- _CONSIGNE_
Présentez sous forme de tableau Markdown les lignes du matériel, en commençant à la ligne qui contient "section-title-recommended: 推荐: [17, 75, 51, 95]" et en terminant à la fin du matériel, ces deux bornes comprises. Utilisez les colonnes N° (numéro de rang) et Contenu (la ligne), sans les lignes vides.
□ □ □
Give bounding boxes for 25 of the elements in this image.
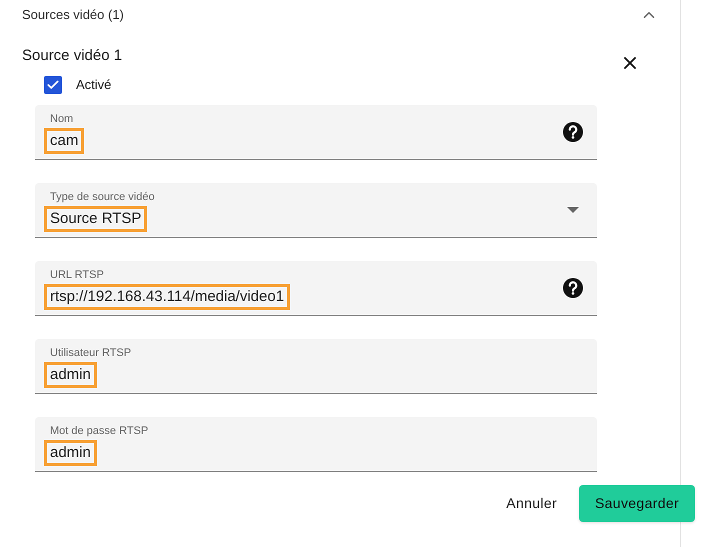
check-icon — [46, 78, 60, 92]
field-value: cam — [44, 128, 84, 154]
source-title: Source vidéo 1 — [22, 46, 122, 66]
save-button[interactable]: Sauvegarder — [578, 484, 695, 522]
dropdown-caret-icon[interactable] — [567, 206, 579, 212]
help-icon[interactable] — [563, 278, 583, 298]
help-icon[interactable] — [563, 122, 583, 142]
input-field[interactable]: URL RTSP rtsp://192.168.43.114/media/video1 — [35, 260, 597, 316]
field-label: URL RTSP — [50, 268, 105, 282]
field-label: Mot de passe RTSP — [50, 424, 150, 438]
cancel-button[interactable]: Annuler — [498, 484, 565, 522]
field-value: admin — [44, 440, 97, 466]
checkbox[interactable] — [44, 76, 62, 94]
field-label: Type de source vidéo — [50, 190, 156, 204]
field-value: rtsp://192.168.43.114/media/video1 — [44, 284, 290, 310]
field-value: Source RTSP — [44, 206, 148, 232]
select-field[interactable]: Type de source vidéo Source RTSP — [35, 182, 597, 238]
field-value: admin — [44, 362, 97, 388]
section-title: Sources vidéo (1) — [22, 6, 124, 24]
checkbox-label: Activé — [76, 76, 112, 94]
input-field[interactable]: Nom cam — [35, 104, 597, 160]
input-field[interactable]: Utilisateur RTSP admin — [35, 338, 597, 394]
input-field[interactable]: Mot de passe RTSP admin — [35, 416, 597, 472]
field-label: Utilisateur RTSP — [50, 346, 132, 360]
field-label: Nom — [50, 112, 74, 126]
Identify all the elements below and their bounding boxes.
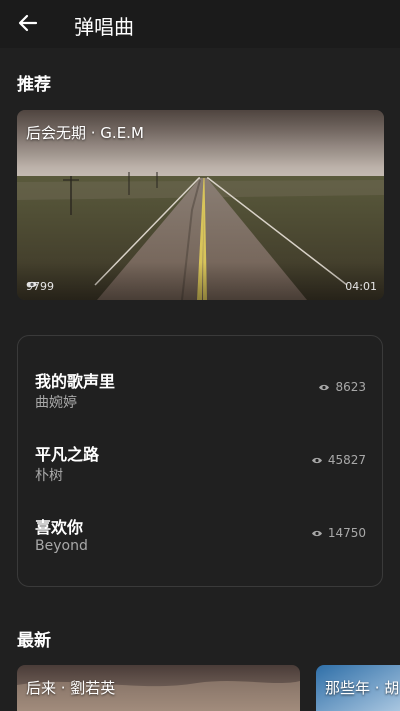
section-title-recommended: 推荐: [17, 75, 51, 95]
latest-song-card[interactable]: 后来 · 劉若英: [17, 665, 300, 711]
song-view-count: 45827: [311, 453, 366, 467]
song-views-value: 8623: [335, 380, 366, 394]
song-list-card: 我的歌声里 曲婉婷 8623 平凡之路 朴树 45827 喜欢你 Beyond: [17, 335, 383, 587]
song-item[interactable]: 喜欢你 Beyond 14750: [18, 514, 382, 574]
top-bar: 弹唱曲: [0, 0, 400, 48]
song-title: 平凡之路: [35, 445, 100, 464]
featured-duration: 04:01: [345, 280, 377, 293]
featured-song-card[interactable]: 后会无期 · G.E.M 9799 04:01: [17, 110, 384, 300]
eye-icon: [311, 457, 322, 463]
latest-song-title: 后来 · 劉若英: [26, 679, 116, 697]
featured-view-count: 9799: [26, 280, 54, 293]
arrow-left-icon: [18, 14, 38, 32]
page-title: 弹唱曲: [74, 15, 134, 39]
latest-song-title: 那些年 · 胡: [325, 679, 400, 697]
□ □ □
- _RÉSULTAT ATTENDU_
| N° | Contenu |
|---|---|
| 1 | section-title-recommended: 推荐: [17, 75, 51, 95] |
| 2 | latest-song-card[interactable]: 后来 · 劉若英: [17, 665, 300, 711] |
| 3 | song-view-count: 45827: [311, 453, 366, 467] |
| 4 | song-views-value: 8623: [335, 380, 366, 394] |
| 5 | song-list-card: 我的歌声里 曲婉婷 8623 平凡之路 朴树 45827 喜欢你 Beyond: [17, 335, 383, 587] |
| 6 | song-item[interactable]: 喜欢你 Beyond 14750: [18, 514, 382, 574] |
| 7 | top-bar: 弹唱曲: [0, 0, 400, 48] |
| 8 | song-title: 平凡之路: [35, 445, 100, 464] |
| 9 | featured-duration: 04:01: [345, 280, 377, 293] |
| 10 | featured-song-card[interactable]: 后会无期 · G.E.M 9799 04:01: [17, 110, 384, 300] |
| 11 | eye-icon: [311, 457, 322, 463] |
| 12 | latest-song-title: 后来 · 劉若英: [26, 679, 116, 697] |
| 13 | featured-view-count: 9799: [26, 280, 54, 293] |
| 14 | arrow-left-icon: [18, 14, 38, 32] |
| 15 | page-title: 弹唱曲: [74, 15, 134, 39] |
| 16 | latest-song-title: 那些年 · 胡: [325, 679, 400, 697] |